• **Written instruction**
Scan the listing below. Report each line that includes "внесении".

[Collection entries]
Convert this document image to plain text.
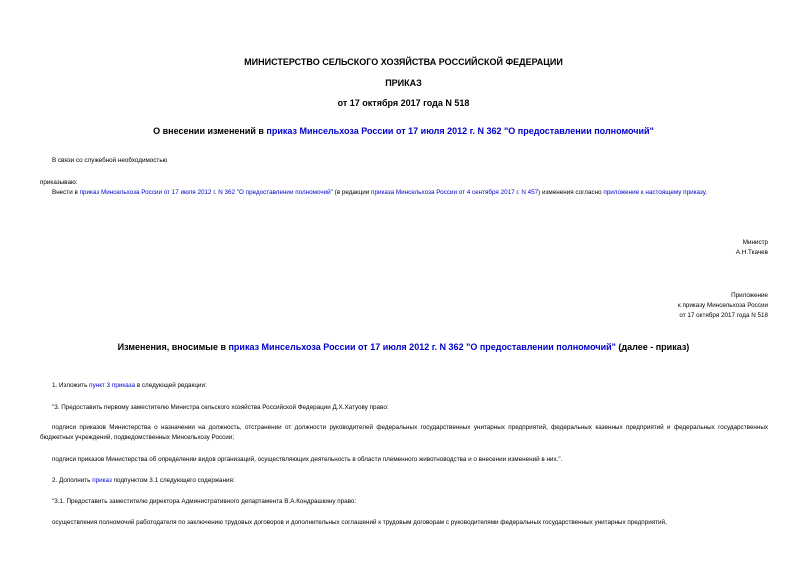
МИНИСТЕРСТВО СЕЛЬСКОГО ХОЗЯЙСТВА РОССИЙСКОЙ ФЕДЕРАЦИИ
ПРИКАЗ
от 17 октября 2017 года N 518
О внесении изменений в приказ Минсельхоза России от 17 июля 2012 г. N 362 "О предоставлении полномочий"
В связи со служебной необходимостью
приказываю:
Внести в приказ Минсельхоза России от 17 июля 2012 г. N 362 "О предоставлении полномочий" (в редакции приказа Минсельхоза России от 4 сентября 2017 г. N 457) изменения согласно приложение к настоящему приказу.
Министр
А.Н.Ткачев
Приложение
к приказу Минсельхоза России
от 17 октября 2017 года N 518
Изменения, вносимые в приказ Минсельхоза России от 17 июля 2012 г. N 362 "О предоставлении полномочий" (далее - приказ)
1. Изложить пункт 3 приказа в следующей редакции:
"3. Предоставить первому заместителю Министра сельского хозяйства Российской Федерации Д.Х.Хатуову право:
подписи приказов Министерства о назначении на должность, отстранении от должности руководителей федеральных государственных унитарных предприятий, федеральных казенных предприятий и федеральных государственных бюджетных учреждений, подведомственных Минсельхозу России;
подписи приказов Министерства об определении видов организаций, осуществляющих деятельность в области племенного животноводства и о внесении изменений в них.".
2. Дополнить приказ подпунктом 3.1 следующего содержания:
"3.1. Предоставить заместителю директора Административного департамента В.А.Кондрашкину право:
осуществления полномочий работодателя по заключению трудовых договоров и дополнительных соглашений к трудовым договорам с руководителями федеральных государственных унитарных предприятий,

• **Result of this task**
О внесении изменений в приказ Минсельхоза России от 17 июля 2012 г. N 362 "О предоставлении полномочий"
подписи приказов Министерства об определении видов организаций, осуществляющих деятельность в области племенного животноводства и о внесении изменений в них.".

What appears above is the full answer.